Each line containing the word "left" must be reported.

--------

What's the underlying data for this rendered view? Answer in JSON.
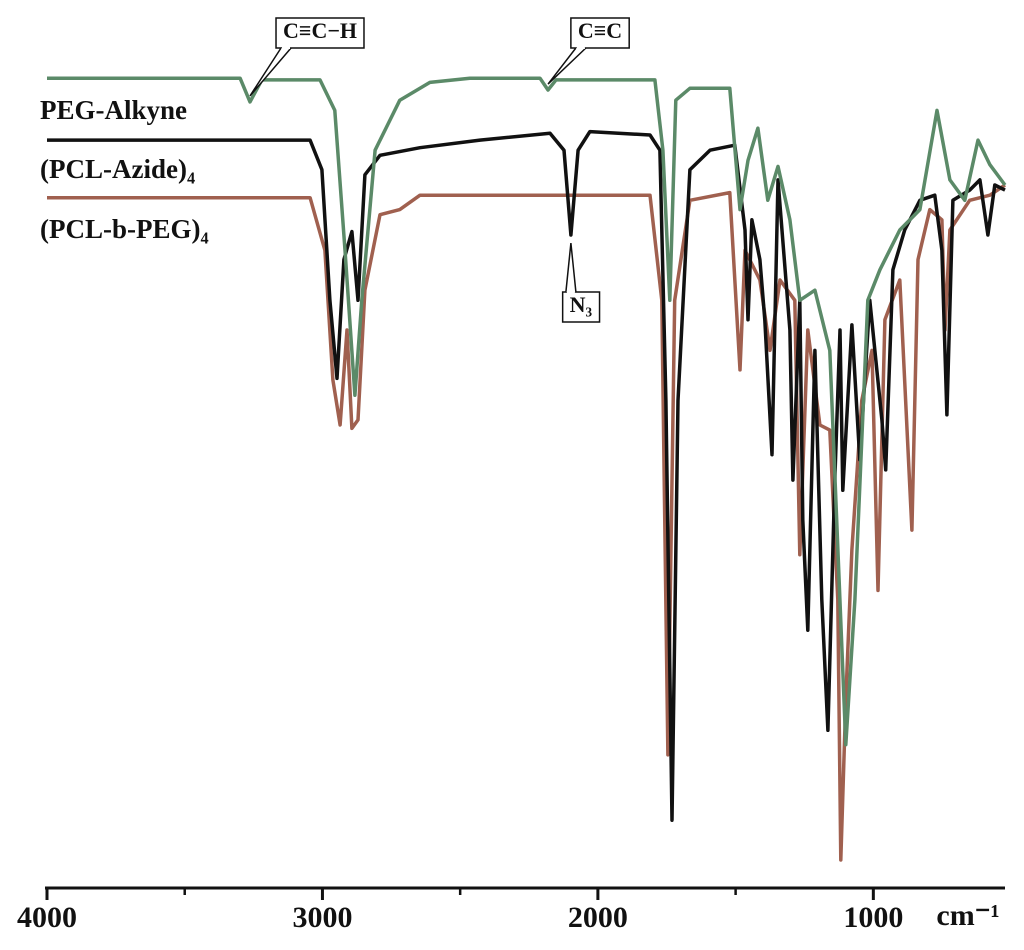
{
  "chart_data": {
    "type": "line",
    "x_label": "cm⁻¹",
    "xlim": [
      4000,
      522
    ],
    "xticks": [
      4000,
      3000,
      2000,
      1000
    ],
    "xminor_ticks": [
      3500,
      2500,
      1500
    ],
    "ylim": [
      0,
      100
    ],
    "series": [
      {
        "name": "PEG-Alkyne",
        "color": "#5b8a68",
        "x": [
          4000,
          3299,
          3263,
          3220,
          3009,
          2955,
          2918,
          2882,
          2857,
          2809,
          2719,
          2610,
          2465,
          2210,
          2181,
          2152,
          1793,
          1764,
          1739,
          1717,
          1666,
          1521,
          1484,
          1455,
          1419,
          1383,
          1346,
          1303,
          1267,
          1212,
          1158,
          1100,
          1067,
          1020,
          976,
          904,
          831,
          769,
          722,
          668,
          620,
          577,
          522
        ],
        "values": [
          95.5,
          95.5,
          92.7,
          95.3,
          95.3,
          91.7,
          75.2,
          58.1,
          69.3,
          87.0,
          92.9,
          95.0,
          95.5,
          95.5,
          94.1,
          95.3,
          95.3,
          87.0,
          69.3,
          92.9,
          94.3,
          94.3,
          80.0,
          85.8,
          89.6,
          81.1,
          85.1,
          78.8,
          69.3,
          70.5,
          63.4,
          16.9,
          34.0,
          69.3,
          72.9,
          77.6,
          80.0,
          91.7,
          83.5,
          81.1,
          88.2,
          85.3,
          82.9
        ]
      },
      {
        "name": "(PCL-Azide)₄",
        "color": "#111111",
        "x": [
          4000,
          3045,
          3002,
          2973,
          2947,
          2922,
          2893,
          2871,
          2846,
          2791,
          2646,
          2428,
          2174,
          2123,
          2098,
          2072,
          2029,
          1811,
          1775,
          1753,
          1731,
          1709,
          1666,
          1593,
          1503,
          1466,
          1455,
          1441,
          1412,
          1394,
          1368,
          1346,
          1303,
          1292,
          1267,
          1256,
          1238,
          1212,
          1187,
          1165,
          1140,
          1121,
          1111,
          1078,
          1049,
          1013,
          969,
          955,
          929,
          886,
          831,
          777,
          751,
          733,
          711,
          650,
          613,
          584,
          559,
          522
        ],
        "values": [
          88.2,
          88.2,
          84.7,
          69.3,
          60.1,
          74.1,
          77.4,
          69.3,
          84.1,
          86.4,
          87.3,
          88.2,
          89.0,
          87.0,
          77.0,
          87.0,
          89.2,
          88.8,
          87.0,
          57.5,
          8.0,
          57.5,
          84.7,
          87.0,
          87.6,
          77.6,
          67.0,
          78.8,
          74.1,
          67.0,
          51.1,
          83.5,
          65.8,
          48.1,
          69.3,
          43.4,
          30.4,
          63.4,
          34.0,
          18.6,
          48.1,
          65.8,
          46.9,
          66.4,
          50.5,
          69.3,
          55.2,
          49.3,
          72.9,
          77.6,
          81.1,
          81.7,
          75.2,
          55.8,
          81.1,
          82.3,
          83.5,
          77.0,
          82.9,
          82.3
        ]
      },
      {
        "name": "(PCL-b-PEG)₄",
        "color": "#a0604f",
        "x": [
          4000,
          3045,
          2991,
          2962,
          2936,
          2911,
          2893,
          2871,
          2846,
          2791,
          2719,
          2646,
          1811,
          1768,
          1746,
          1721,
          1666,
          1521,
          1484,
          1466,
          1412,
          1375,
          1339,
          1285,
          1267,
          1238,
          1194,
          1158,
          1129,
          1118,
          1100,
          1078,
          1042,
          1005,
          983,
          958,
          904,
          860,
          838,
          795,
          751,
          740,
          722,
          650,
          577,
          522
        ],
        "values": [
          81.4,
          81.4,
          75.2,
          59.9,
          54.6,
          65.8,
          54.2,
          55.2,
          70.5,
          79.4,
          80.0,
          81.7,
          81.7,
          69.3,
          15.7,
          69.3,
          81.1,
          82.0,
          61.1,
          75.2,
          71.7,
          63.4,
          71.7,
          69.3,
          39.3,
          65.8,
          54.6,
          54.0,
          34.0,
          3.3,
          22.2,
          39.9,
          57.5,
          63.4,
          35.1,
          67.0,
          71.7,
          42.2,
          74.1,
          80.0,
          78.8,
          65.8,
          77.6,
          81.1,
          81.7,
          82.9
        ]
      }
    ],
    "annotations": [
      {
        "text": "C≡C−H",
        "x": 3263,
        "series": 0
      },
      {
        "text": "C≡C",
        "x": 2181,
        "series": 0
      },
      {
        "text": "N₃",
        "x": 2098,
        "series": 1
      }
    ]
  }
}
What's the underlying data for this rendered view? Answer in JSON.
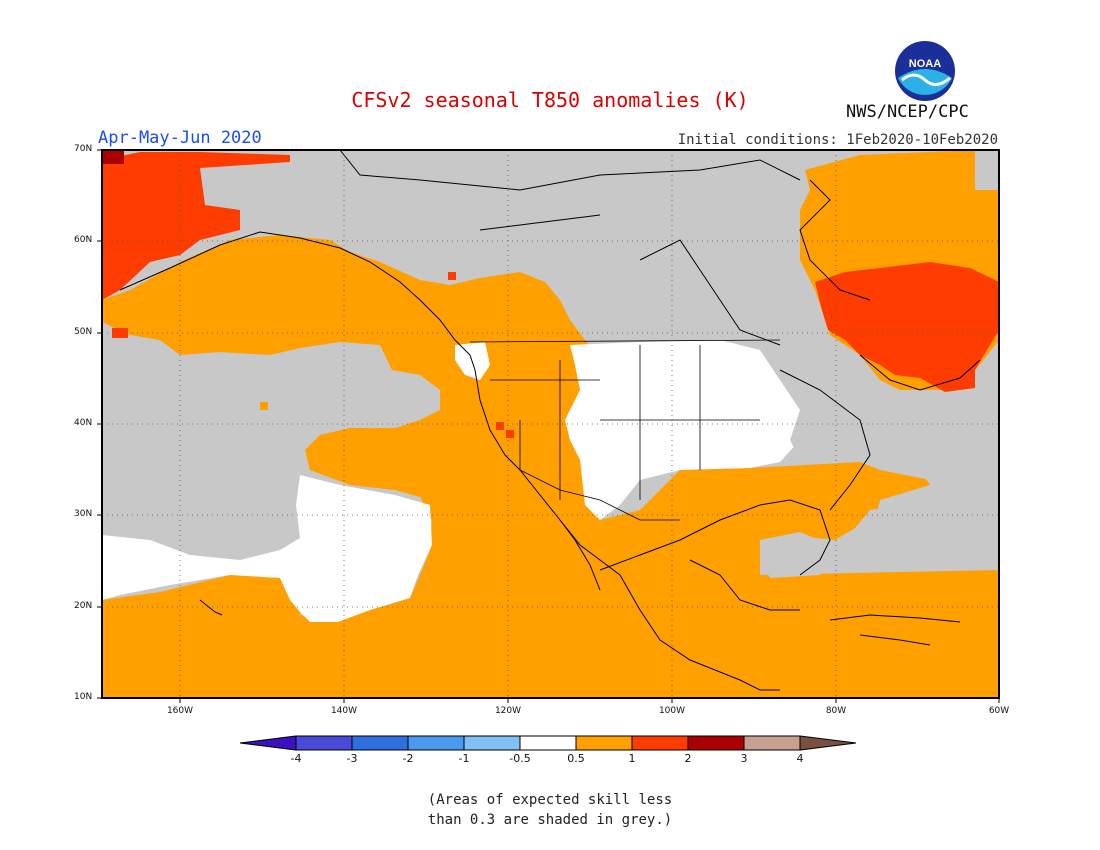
{
  "header": {
    "title": "CFSv2 seasonal T850 anomalies (K)",
    "period": "Apr-May-Jun 2020",
    "initial_conditions": "Initial conditions: 1Feb2020-10Feb2020",
    "agency": "NWS/NCEP/CPC",
    "logo_text": "NOAA"
  },
  "map": {
    "lat_labels": [
      "70N",
      "60N",
      "50N",
      "40N",
      "30N",
      "20N",
      "10N"
    ],
    "lon_labels": [
      "160W",
      "140W",
      "120W",
      "100W",
      "80W",
      "60W"
    ],
    "colors": {
      "grey_low_skill": "#c8c8c8",
      "neutral": "#ffffff",
      "orange_0_5_to_1": "#ff9f00",
      "red_1_to_2": "#ff3c00",
      "darkred_2_to_3": "#aa0000"
    }
  },
  "colorbar": {
    "tick_labels": [
      "-4",
      "-3",
      "-2",
      "-1",
      "-0.5",
      "0.5",
      "1",
      "2",
      "3",
      "4"
    ],
    "colors": [
      "#3a10c0",
      "#4a4ad8",
      "#2f6fe0",
      "#4a9af0",
      "#80c0f5",
      "#ffffff",
      "#ff9f00",
      "#ff3c00",
      "#aa0000",
      "#c8a090",
      "#7a5040"
    ]
  },
  "footnote": {
    "line1": "(Areas of expected skill less",
    "line2": "than 0.3 are shaded in grey.)"
  }
}
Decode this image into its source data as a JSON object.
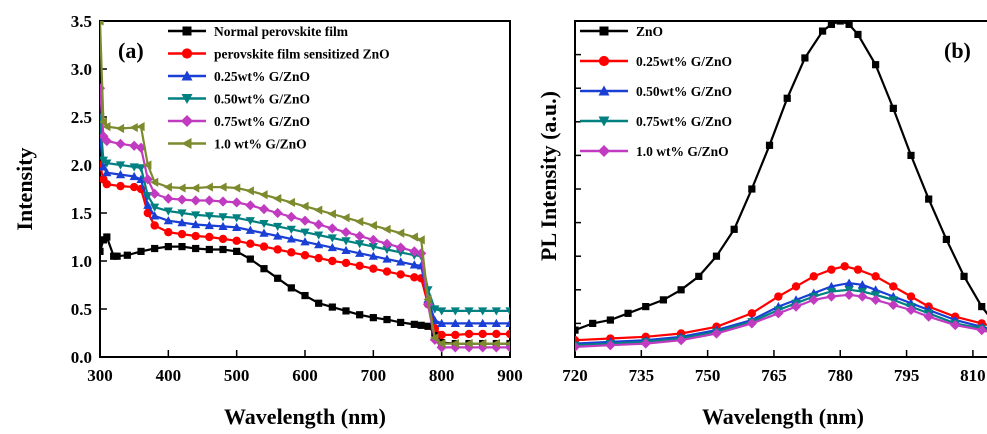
{
  "chart_data": [
    {
      "type": "line",
      "panel_label": "(a)",
      "xlabel": "Wavelength (nm)",
      "ylabel": "Intensity",
      "xlim": [
        300,
        900
      ],
      "ylim": [
        0,
        3.5
      ],
      "xticks": [
        "300",
        "400",
        "500",
        "600",
        "700",
        "800",
        "900"
      ],
      "yticks": [
        "0.0",
        "0.5",
        "1.0",
        "1.5",
        "2.0",
        "2.5",
        "3.0",
        "3.5"
      ],
      "legend_position": "top-right",
      "series": [
        {
          "name": "Normal perovskite film",
          "color": "#000000",
          "marker": "square",
          "x": [
            300,
            305,
            310,
            320,
            325,
            340,
            360,
            380,
            400,
            420,
            440,
            460,
            480,
            500,
            520,
            540,
            560,
            580,
            600,
            620,
            640,
            660,
            680,
            700,
            720,
            740,
            760,
            770,
            780,
            790,
            800,
            820,
            840,
            860,
            880,
            900
          ],
          "y": [
            1.1,
            1.22,
            1.25,
            1.05,
            1.05,
            1.06,
            1.1,
            1.13,
            1.15,
            1.15,
            1.13,
            1.12,
            1.12,
            1.1,
            1.02,
            0.92,
            0.82,
            0.72,
            0.64,
            0.56,
            0.52,
            0.48,
            0.44,
            0.41,
            0.39,
            0.36,
            0.34,
            0.33,
            0.32,
            0.25,
            0.15,
            0.14,
            0.14,
            0.14,
            0.14,
            0.14
          ]
        },
        {
          "name": "perovskite film sensitized ZnO",
          "color": "#ff0000",
          "marker": "circle",
          "x": [
            300,
            305,
            310,
            330,
            350,
            360,
            370,
            380,
            400,
            420,
            440,
            460,
            480,
            500,
            520,
            540,
            560,
            580,
            600,
            620,
            640,
            660,
            680,
            700,
            720,
            740,
            760,
            770,
            780,
            790,
            800,
            820,
            840,
            860,
            880,
            900
          ],
          "y": [
            2.0,
            1.85,
            1.8,
            1.78,
            1.77,
            1.75,
            1.5,
            1.37,
            1.3,
            1.28,
            1.26,
            1.25,
            1.23,
            1.21,
            1.18,
            1.15,
            1.12,
            1.09,
            1.06,
            1.03,
            1.0,
            0.98,
            0.95,
            0.92,
            0.89,
            0.86,
            0.83,
            0.82,
            0.55,
            0.3,
            0.23,
            0.23,
            0.24,
            0.24,
            0.24,
            0.24
          ]
        },
        {
          "name": "0.25wt% G/ZnO",
          "color": "#1a3fd4",
          "marker": "triangle-up",
          "x": [
            300,
            305,
            310,
            330,
            350,
            360,
            370,
            380,
            400,
            420,
            440,
            460,
            480,
            500,
            520,
            540,
            560,
            580,
            600,
            620,
            640,
            660,
            680,
            700,
            720,
            740,
            760,
            770,
            780,
            790,
            800,
            820,
            840,
            860,
            880,
            900
          ],
          "y": [
            2.3,
            1.98,
            1.92,
            1.9,
            1.88,
            1.85,
            1.58,
            1.47,
            1.42,
            1.4,
            1.38,
            1.37,
            1.36,
            1.35,
            1.32,
            1.29,
            1.26,
            1.23,
            1.2,
            1.17,
            1.14,
            1.11,
            1.08,
            1.05,
            1.02,
            0.99,
            0.96,
            0.95,
            0.6,
            0.38,
            0.35,
            0.35,
            0.35,
            0.35,
            0.35,
            0.35
          ]
        },
        {
          "name": "0.50wt% G/ZnO",
          "color": "#008080",
          "marker": "triangle-down",
          "x": [
            300,
            305,
            310,
            330,
            350,
            360,
            370,
            380,
            400,
            420,
            440,
            460,
            480,
            500,
            520,
            540,
            560,
            580,
            600,
            620,
            640,
            660,
            680,
            700,
            720,
            740,
            760,
            770,
            780,
            790,
            800,
            820,
            840,
            860,
            880,
            900
          ],
          "y": [
            2.5,
            2.05,
            2.02,
            2.0,
            1.98,
            1.97,
            1.68,
            1.56,
            1.52,
            1.5,
            1.48,
            1.47,
            1.46,
            1.45,
            1.42,
            1.39,
            1.36,
            1.33,
            1.3,
            1.27,
            1.24,
            1.21,
            1.18,
            1.15,
            1.12,
            1.09,
            1.06,
            1.05,
            0.7,
            0.5,
            0.48,
            0.48,
            0.48,
            0.48,
            0.48,
            0.48
          ]
        },
        {
          "name": "0.75wt% G/ZnO",
          "color": "#c13bc1",
          "marker": "diamond",
          "x": [
            300,
            305,
            310,
            330,
            350,
            360,
            370,
            380,
            400,
            420,
            440,
            460,
            480,
            500,
            520,
            540,
            560,
            580,
            600,
            620,
            640,
            660,
            680,
            700,
            720,
            740,
            760,
            770,
            780,
            790,
            800,
            820,
            840,
            860,
            880,
            900
          ],
          "y": [
            2.8,
            2.3,
            2.25,
            2.22,
            2.2,
            2.18,
            1.85,
            1.7,
            1.65,
            1.64,
            1.63,
            1.63,
            1.62,
            1.61,
            1.58,
            1.54,
            1.5,
            1.46,
            1.42,
            1.38,
            1.34,
            1.3,
            1.26,
            1.22,
            1.18,
            1.14,
            1.1,
            1.08,
            0.55,
            0.18,
            0.1,
            0.1,
            0.1,
            0.1,
            0.1,
            0.1
          ]
        },
        {
          "name": "1.0 wt% G/ZnO",
          "color": "#7d8a2e",
          "marker": "triangle-left",
          "x": [
            300,
            305,
            310,
            330,
            350,
            360,
            370,
            380,
            400,
            420,
            440,
            460,
            480,
            500,
            520,
            540,
            560,
            580,
            600,
            620,
            640,
            660,
            680,
            700,
            720,
            740,
            760,
            770,
            780,
            790,
            800,
            820,
            840,
            860,
            880,
            900
          ],
          "y": [
            3.5,
            2.45,
            2.4,
            2.38,
            2.39,
            2.4,
            2.0,
            1.82,
            1.77,
            1.76,
            1.76,
            1.77,
            1.77,
            1.76,
            1.73,
            1.69,
            1.65,
            1.61,
            1.57,
            1.53,
            1.49,
            1.45,
            1.41,
            1.37,
            1.33,
            1.29,
            1.25,
            1.22,
            0.6,
            0.2,
            0.14,
            0.14,
            0.14,
            0.14,
            0.14,
            0.14
          ]
        }
      ]
    },
    {
      "type": "line",
      "panel_label": "(b)",
      "xlabel": "Wavelength (nm)",
      "ylabel": "PL Intensity (a.u.)",
      "xlim": [
        720,
        815
      ],
      "ylim": [
        0,
        1
      ],
      "xticks": [
        "720",
        "735",
        "750",
        "765",
        "780",
        "795",
        "810"
      ],
      "yticks": [],
      "legend_position": "top-left",
      "series": [
        {
          "name": "ZnO",
          "color": "#000000",
          "marker": "square",
          "x": [
            720,
            724,
            728,
            732,
            736,
            740,
            744,
            748,
            752,
            756,
            760,
            764,
            768,
            772,
            776,
            778,
            780,
            782,
            784,
            788,
            792,
            796,
            800,
            804,
            808,
            812,
            815
          ],
          "y": [
            0.08,
            0.1,
            0.11,
            0.13,
            0.15,
            0.17,
            0.2,
            0.24,
            0.3,
            0.38,
            0.5,
            0.63,
            0.77,
            0.89,
            0.97,
            0.99,
            1.0,
            0.99,
            0.96,
            0.87,
            0.74,
            0.6,
            0.47,
            0.35,
            0.24,
            0.15,
            0.1
          ]
        },
        {
          "name": "0.25wt% G/ZnO",
          "color": "#ff0000",
          "marker": "circle",
          "x": [
            720,
            728,
            736,
            744,
            752,
            760,
            766,
            770,
            774,
            778,
            781,
            784,
            788,
            792,
            796,
            800,
            806,
            812,
            815
          ],
          "y": [
            0.05,
            0.055,
            0.06,
            0.07,
            0.09,
            0.13,
            0.18,
            0.21,
            0.24,
            0.26,
            0.27,
            0.26,
            0.24,
            0.21,
            0.18,
            0.15,
            0.12,
            0.1,
            0.09
          ]
        },
        {
          "name": "0.50wt% G/ZnO",
          "color": "#1a3fd4",
          "marker": "triangle-up",
          "x": [
            720,
            728,
            736,
            744,
            752,
            760,
            766,
            770,
            774,
            778,
            782,
            785,
            788,
            792,
            796,
            800,
            806,
            812,
            815
          ],
          "y": [
            0.04,
            0.045,
            0.05,
            0.06,
            0.08,
            0.11,
            0.15,
            0.17,
            0.19,
            0.21,
            0.22,
            0.215,
            0.2,
            0.18,
            0.16,
            0.14,
            0.11,
            0.09,
            0.08
          ]
        },
        {
          "name": "0.75wt% G/ZnO",
          "color": "#008080",
          "marker": "triangle-down",
          "x": [
            720,
            728,
            736,
            744,
            752,
            760,
            766,
            770,
            774,
            778,
            782,
            785,
            788,
            792,
            796,
            800,
            806,
            812,
            815
          ],
          "y": [
            0.035,
            0.04,
            0.045,
            0.055,
            0.075,
            0.105,
            0.14,
            0.16,
            0.18,
            0.195,
            0.2,
            0.195,
            0.185,
            0.17,
            0.15,
            0.13,
            0.1,
            0.085,
            0.075
          ]
        },
        {
          "name": "1.0 wt% G/ZnO",
          "color": "#c13bc1",
          "marker": "diamond",
          "x": [
            720,
            728,
            736,
            744,
            752,
            760,
            766,
            770,
            774,
            778,
            782,
            785,
            788,
            792,
            796,
            800,
            806,
            812,
            815
          ],
          "y": [
            0.03,
            0.035,
            0.04,
            0.05,
            0.07,
            0.1,
            0.13,
            0.15,
            0.17,
            0.18,
            0.185,
            0.18,
            0.17,
            0.155,
            0.14,
            0.12,
            0.095,
            0.08,
            0.07
          ]
        }
      ]
    }
  ]
}
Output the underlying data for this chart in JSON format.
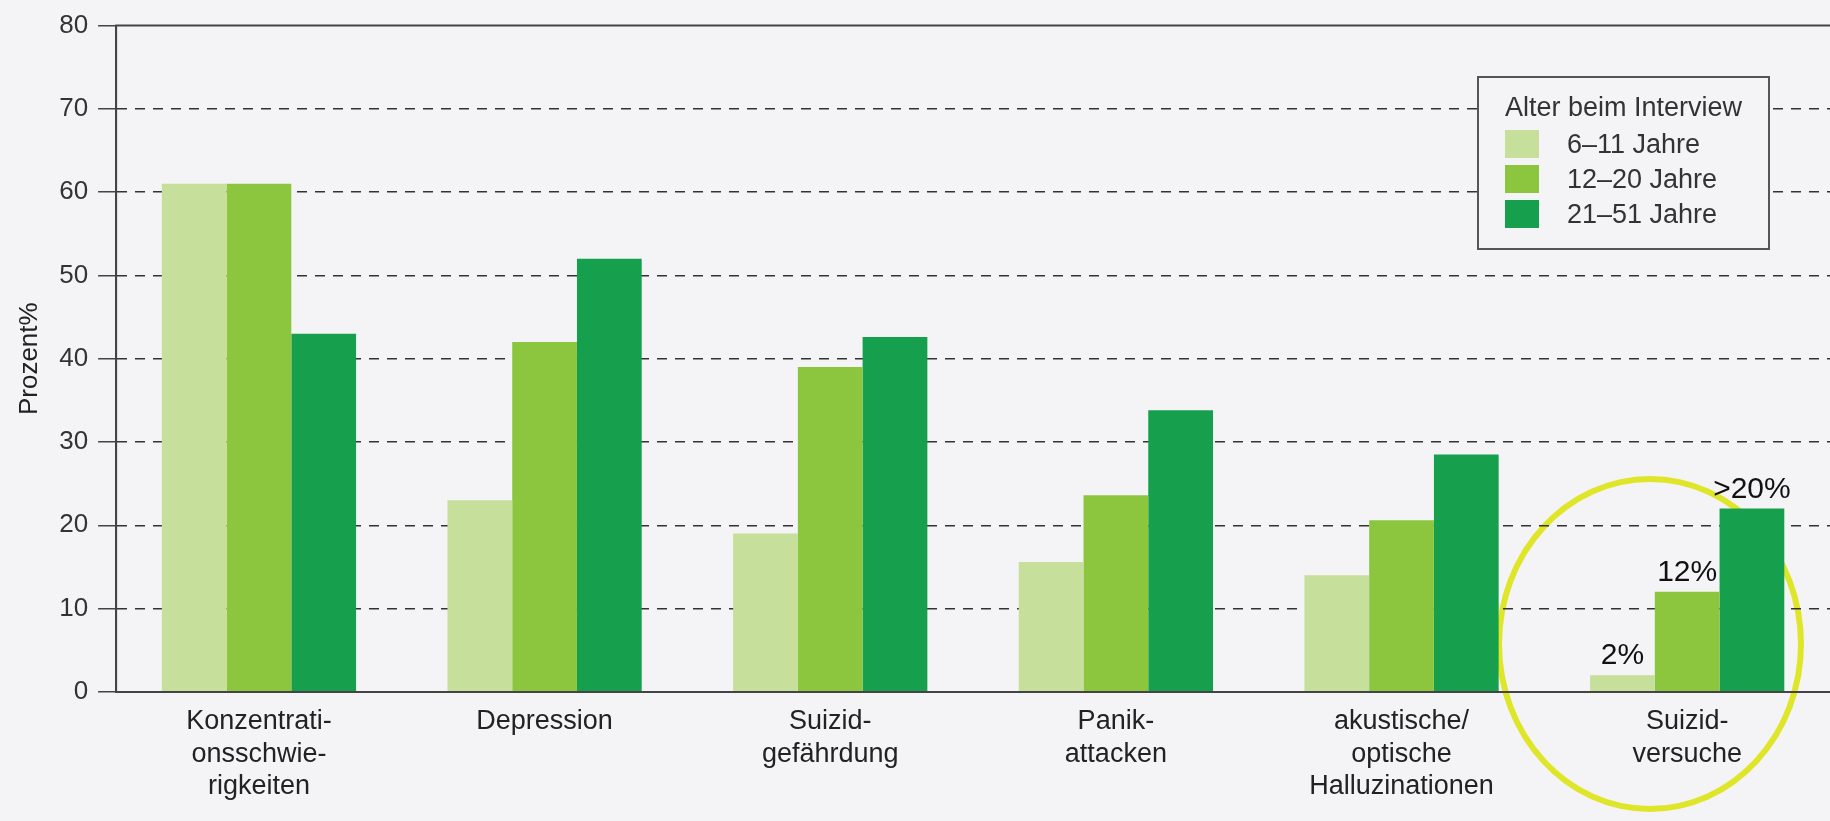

--------

FINAL RESULT:
          "marker": "triangle-left",
      "legend_position": "top-left",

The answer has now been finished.